◆ **STATED PROBLEM**: Reproduce the full listing below unchanged, apart from the pictures.

[begin LISTED ENTRIES]

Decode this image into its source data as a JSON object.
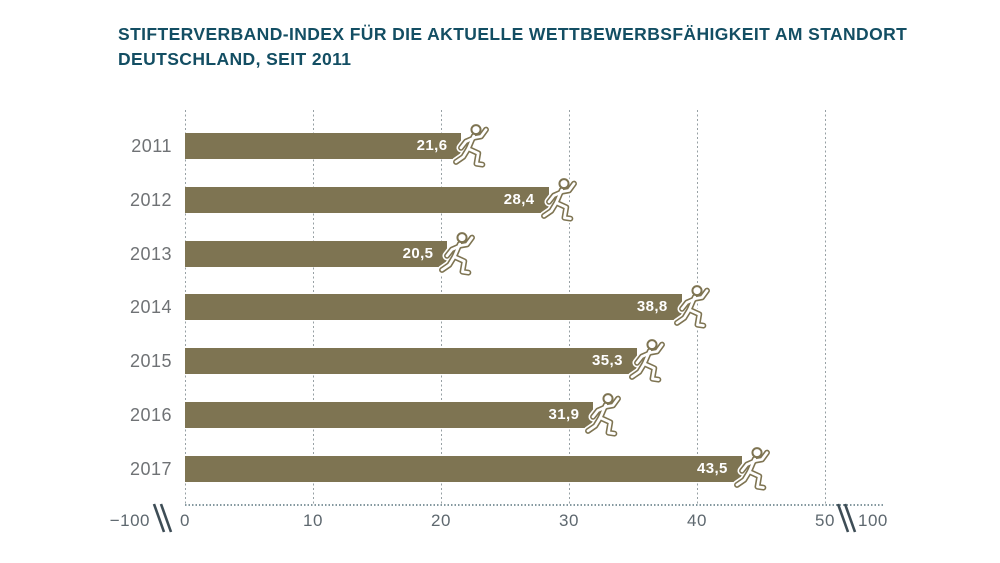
{
  "title": {
    "line1": "STIFTERVERBAND-INDEX FÜR DIE AKTUELLE WETTBEWERBSFÄHIGKEIT AM STANDORT",
    "line2": "DEUTSCHLAND, SEIT 2011"
  },
  "chart_data": {
    "type": "bar",
    "orientation": "horizontal",
    "title": "STIFTERVERBAND-INDEX FÜR DIE AKTUELLE WETTBEWERBSFÄHIGKEIT AM STANDORT DEUTSCHLAND, SEIT 2011",
    "categories": [
      "2011",
      "2012",
      "2013",
      "2014",
      "2015",
      "2016",
      "2017"
    ],
    "values": [
      21.6,
      28.4,
      20.5,
      38.8,
      35.3,
      31.9,
      43.5
    ],
    "value_labels": [
      "21,6",
      "28,4",
      "20,5",
      "38,8",
      "35,3",
      "31,9",
      "43,5"
    ],
    "xlabel": "",
    "ylabel": "",
    "axis": {
      "visible_range": [
        0,
        50
      ],
      "tick_labels": [
        "0",
        "10",
        "20",
        "30",
        "40",
        "50"
      ],
      "tick_values": [
        0,
        10,
        20,
        30,
        40,
        50
      ],
      "break_left_label": "−100",
      "break_right_label": "100",
      "has_axis_breaks": true
    },
    "grid": "dotted vertical gridlines at each tick",
    "legend": "none",
    "bar_end_icon": "runner-icon"
  },
  "colors": {
    "bar": "#7e7452",
    "title_text": "#134e63",
    "year_text": "#6f7275",
    "axis_text": "#5e686f",
    "break_mark": "#3e4d56",
    "value_text": "#ffffff",
    "background": "#ffffff"
  }
}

[end LISTED ENTRIES]

◆ **RESPONSE TO THIS EXERCISE**:
Decode this image into its source data as a JSON object.
{
  "title": {
    "line1": "STIFTERVERBAND-INDEX FÜR DIE AKTUELLE WETTBEWERBSFÄHIGKEIT AM STANDORT",
    "line2": "DEUTSCHLAND, SEIT 2011"
  },
  "chart_data": {
    "type": "bar",
    "orientation": "horizontal",
    "title": "STIFTERVERBAND-INDEX FÜR DIE AKTUELLE WETTBEWERBSFÄHIGKEIT AM STANDORT DEUTSCHLAND, SEIT 2011",
    "categories": [
      "2011",
      "2012",
      "2013",
      "2014",
      "2015",
      "2016",
      "2017"
    ],
    "values": [
      21.6,
      28.4,
      20.5,
      38.8,
      35.3,
      31.9,
      43.5
    ],
    "value_labels": [
      "21,6",
      "28,4",
      "20,5",
      "38,8",
      "35,3",
      "31,9",
      "43,5"
    ],
    "xlabel": "",
    "ylabel": "",
    "axis": {
      "visible_range": [
        0,
        50
      ],
      "tick_labels": [
        "0",
        "10",
        "20",
        "30",
        "40",
        "50"
      ],
      "tick_values": [
        0,
        10,
        20,
        30,
        40,
        50
      ],
      "break_left_label": "−100",
      "break_right_label": "100",
      "has_axis_breaks": true
    },
    "grid": "dotted vertical gridlines at each tick",
    "legend": "none",
    "bar_end_icon": "runner-icon"
  },
  "colors": {
    "bar": "#7e7452",
    "title_text": "#134e63",
    "year_text": "#6f7275",
    "axis_text": "#5e686f",
    "break_mark": "#3e4d56",
    "value_text": "#ffffff",
    "background": "#ffffff"
  }
}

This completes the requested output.